** begin **
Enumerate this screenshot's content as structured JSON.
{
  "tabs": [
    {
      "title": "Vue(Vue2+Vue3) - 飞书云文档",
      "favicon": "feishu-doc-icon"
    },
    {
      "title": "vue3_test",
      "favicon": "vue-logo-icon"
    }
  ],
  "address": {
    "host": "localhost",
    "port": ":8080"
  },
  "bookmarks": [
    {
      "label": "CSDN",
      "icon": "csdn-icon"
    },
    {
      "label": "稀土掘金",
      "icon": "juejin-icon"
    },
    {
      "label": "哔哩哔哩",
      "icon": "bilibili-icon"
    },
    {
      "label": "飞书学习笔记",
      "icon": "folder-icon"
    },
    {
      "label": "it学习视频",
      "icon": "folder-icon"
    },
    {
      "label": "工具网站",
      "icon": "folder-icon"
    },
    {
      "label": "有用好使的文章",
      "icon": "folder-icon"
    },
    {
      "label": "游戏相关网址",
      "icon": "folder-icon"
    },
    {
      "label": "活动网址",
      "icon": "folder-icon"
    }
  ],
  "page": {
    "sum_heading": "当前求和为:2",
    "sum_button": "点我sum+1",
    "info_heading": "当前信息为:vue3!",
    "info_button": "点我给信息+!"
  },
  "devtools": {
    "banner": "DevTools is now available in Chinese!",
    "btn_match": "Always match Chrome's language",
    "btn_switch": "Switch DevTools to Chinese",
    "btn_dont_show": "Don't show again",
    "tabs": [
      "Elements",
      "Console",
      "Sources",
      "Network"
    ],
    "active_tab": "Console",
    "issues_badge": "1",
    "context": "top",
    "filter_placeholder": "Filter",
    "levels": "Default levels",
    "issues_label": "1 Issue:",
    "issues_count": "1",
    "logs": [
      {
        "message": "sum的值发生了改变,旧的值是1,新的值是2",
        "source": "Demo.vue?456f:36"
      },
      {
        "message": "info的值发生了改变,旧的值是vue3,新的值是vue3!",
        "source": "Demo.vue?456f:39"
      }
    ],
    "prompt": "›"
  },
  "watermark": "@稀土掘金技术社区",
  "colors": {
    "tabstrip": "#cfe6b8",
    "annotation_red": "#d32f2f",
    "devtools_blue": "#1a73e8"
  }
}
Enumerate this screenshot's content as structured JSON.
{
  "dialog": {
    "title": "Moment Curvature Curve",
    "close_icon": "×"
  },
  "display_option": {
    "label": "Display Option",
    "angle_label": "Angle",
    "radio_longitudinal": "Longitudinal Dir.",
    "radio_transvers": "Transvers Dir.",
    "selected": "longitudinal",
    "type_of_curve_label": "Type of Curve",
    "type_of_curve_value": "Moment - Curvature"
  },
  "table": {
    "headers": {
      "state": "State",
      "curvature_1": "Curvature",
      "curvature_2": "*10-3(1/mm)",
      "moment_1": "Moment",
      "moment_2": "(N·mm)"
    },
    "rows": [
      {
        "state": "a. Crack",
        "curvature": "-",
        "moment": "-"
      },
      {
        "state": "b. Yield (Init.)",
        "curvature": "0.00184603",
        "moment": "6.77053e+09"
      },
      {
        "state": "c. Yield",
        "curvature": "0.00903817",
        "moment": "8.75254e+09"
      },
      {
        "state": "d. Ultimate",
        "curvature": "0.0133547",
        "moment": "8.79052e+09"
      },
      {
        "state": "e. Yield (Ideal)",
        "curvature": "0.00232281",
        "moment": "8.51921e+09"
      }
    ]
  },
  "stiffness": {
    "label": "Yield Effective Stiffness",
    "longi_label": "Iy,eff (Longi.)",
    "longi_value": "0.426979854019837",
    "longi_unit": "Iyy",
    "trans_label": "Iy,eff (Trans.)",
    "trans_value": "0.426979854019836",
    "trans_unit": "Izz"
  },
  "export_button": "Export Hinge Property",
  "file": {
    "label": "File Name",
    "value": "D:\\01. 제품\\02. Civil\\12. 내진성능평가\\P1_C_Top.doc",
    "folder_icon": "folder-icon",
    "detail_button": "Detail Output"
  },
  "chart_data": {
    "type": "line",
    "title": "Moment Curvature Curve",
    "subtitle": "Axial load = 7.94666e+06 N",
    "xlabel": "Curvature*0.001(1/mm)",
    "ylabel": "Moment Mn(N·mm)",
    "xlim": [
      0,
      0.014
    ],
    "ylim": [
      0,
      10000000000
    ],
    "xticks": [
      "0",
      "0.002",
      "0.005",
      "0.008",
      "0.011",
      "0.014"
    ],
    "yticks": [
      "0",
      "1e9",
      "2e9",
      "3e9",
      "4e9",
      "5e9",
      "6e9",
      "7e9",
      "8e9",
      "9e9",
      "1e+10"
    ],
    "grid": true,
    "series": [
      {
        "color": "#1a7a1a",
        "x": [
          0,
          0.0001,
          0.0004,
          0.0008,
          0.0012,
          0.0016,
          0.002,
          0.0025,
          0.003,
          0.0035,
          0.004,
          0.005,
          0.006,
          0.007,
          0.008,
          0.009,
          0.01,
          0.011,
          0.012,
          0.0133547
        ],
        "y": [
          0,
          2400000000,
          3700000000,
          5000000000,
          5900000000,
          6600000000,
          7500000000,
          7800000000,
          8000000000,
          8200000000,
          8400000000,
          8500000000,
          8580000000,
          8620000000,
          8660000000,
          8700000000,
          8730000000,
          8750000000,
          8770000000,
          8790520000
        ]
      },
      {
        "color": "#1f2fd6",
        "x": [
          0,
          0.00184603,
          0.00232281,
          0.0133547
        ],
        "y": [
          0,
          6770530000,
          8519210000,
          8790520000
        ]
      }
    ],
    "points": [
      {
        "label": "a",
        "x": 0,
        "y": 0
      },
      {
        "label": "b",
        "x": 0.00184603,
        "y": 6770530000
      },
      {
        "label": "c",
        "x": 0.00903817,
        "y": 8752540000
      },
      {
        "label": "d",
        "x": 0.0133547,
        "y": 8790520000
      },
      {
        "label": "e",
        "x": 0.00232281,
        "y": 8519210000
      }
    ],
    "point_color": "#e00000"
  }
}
** end **
▶ [WHAT IS REQUIRED]: From the listing above, pick out each line where the word "Yield" appears.

▶ [ANSWER BELOW]:
        "state": "b. Yield (Init.)",
        "state": "c. Yield",
        "state": "e. Yield (Ideal)",
    "label": "Yield Effective Stiffness",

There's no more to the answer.